What follows is a listing. Return every line of it exactly.
-- START EXERCISE INPUTS --
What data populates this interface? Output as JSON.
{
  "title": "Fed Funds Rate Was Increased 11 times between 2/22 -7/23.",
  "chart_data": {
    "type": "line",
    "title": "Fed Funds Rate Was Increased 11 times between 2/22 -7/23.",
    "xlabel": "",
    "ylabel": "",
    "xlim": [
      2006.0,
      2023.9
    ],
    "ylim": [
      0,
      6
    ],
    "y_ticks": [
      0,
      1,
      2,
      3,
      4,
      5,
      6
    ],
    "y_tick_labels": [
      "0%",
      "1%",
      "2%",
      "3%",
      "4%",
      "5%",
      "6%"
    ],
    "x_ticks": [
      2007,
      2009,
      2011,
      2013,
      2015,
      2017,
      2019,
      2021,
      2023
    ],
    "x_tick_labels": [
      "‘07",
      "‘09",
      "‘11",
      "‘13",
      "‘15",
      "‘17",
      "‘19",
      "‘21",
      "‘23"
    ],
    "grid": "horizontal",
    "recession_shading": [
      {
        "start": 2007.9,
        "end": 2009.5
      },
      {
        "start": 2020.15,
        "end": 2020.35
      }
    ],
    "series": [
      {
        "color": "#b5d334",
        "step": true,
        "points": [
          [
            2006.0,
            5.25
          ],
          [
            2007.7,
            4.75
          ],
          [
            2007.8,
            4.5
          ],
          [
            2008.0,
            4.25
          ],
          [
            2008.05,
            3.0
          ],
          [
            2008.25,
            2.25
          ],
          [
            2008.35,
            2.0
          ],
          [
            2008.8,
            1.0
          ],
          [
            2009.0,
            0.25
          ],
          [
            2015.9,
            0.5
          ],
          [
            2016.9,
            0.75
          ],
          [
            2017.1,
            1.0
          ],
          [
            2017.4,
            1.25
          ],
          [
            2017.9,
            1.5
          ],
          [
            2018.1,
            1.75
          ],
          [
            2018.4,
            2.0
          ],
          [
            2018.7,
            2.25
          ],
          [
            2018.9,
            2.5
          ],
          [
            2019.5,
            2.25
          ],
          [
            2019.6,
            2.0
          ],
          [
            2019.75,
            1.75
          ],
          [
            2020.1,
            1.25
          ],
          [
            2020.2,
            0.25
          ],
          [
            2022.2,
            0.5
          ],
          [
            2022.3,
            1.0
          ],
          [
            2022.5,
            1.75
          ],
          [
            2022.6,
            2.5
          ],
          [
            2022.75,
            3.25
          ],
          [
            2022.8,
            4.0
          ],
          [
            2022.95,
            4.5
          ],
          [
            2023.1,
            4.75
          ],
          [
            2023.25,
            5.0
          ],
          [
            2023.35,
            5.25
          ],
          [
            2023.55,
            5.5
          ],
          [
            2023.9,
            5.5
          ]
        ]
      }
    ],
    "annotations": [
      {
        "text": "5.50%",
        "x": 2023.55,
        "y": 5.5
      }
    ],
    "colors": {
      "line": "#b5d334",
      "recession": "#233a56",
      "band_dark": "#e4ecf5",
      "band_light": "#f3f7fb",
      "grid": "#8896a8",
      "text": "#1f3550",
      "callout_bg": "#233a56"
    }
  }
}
-- END EXERCISE INPUTS --
- OUTPUT -
What data populates this interface? Output as JSON.
{
  "title": "Fed Funds Rate Was Increased 11 times between 2/22 -7/23.",
  "chart_data": {
    "type": "line",
    "title": "Fed Funds Rate Was Increased 11 times between 2/22 -7/23.",
    "xlabel": "",
    "ylabel": "",
    "xlim": [
      2006.0,
      2023.9
    ],
    "ylim": [
      0,
      6
    ],
    "y_ticks": [
      0,
      1,
      2,
      3,
      4,
      5,
      6
    ],
    "y_tick_labels": [
      "0%",
      "1%",
      "2%",
      "3%",
      "4%",
      "5%",
      "6%"
    ],
    "x_ticks": [
      2007,
      2009,
      2011,
      2013,
      2015,
      2017,
      2019,
      2021,
      2023
    ],
    "x_tick_labels": [
      "‘07",
      "‘09",
      "‘11",
      "‘13",
      "‘15",
      "‘17",
      "‘19",
      "‘21",
      "‘23"
    ],
    "grid": "horizontal",
    "recession_shading": [
      {
        "start": 2007.9,
        "end": 2009.5
      },
      {
        "start": 2020.15,
        "end": 2020.35
      }
    ],
    "series": [
      {
        "color": "#b5d334",
        "step": true,
        "points": [
          [
            2006.0,
            5.25
          ],
          [
            2007.7,
            4.75
          ],
          [
            2007.8,
            4.5
          ],
          [
            2008.0,
            4.25
          ],
          [
            2008.05,
            3.0
          ],
          [
            2008.25,
            2.25
          ],
          [
            2008.35,
            2.0
          ],
          [
            2008.8,
            1.0
          ],
          [
            2009.0,
            0.25
          ],
          [
            2015.9,
            0.5
          ],
          [
            2016.9,
            0.75
          ],
          [
            2017.1,
            1.0
          ],
          [
            2017.4,
            1.25
          ],
          [
            2017.9,
            1.5
          ],
          [
            2018.1,
            1.75
          ],
          [
            2018.4,
            2.0
          ],
          [
            2018.7,
            2.25
          ],
          [
            2018.9,
            2.5
          ],
          [
            2019.5,
            2.25
          ],
          [
            2019.6,
            2.0
          ],
          [
            2019.75,
            1.75
          ],
          [
            2020.1,
            1.25
          ],
          [
            2020.2,
            0.25
          ],
          [
            2022.2,
            0.5
          ],
          [
            2022.3,
            1.0
          ],
          [
            2022.5,
            1.75
          ],
          [
            2022.6,
            2.5
          ],
          [
            2022.75,
            3.25
          ],
          [
            2022.8,
            4.0
          ],
          [
            2022.95,
            4.5
          ],
          [
            2023.1,
            4.75
          ],
          [
            2023.25,
            5.0
          ],
          [
            2023.35,
            5.25
          ],
          [
            2023.55,
            5.5
          ],
          [
            2023.9,
            5.5
          ]
        ]
      }
    ],
    "annotations": [
      {
        "text": "5.50%",
        "x": 2023.55,
        "y": 5.5
      }
    ],
    "colors": {
      "line": "#b5d334",
      "recession": "#233a56",
      "band_dark": "#e4ecf5",
      "band_light": "#f3f7fb",
      "grid": "#8896a8",
      "text": "#1f3550",
      "callout_bg": "#233a56"
    }
  }
}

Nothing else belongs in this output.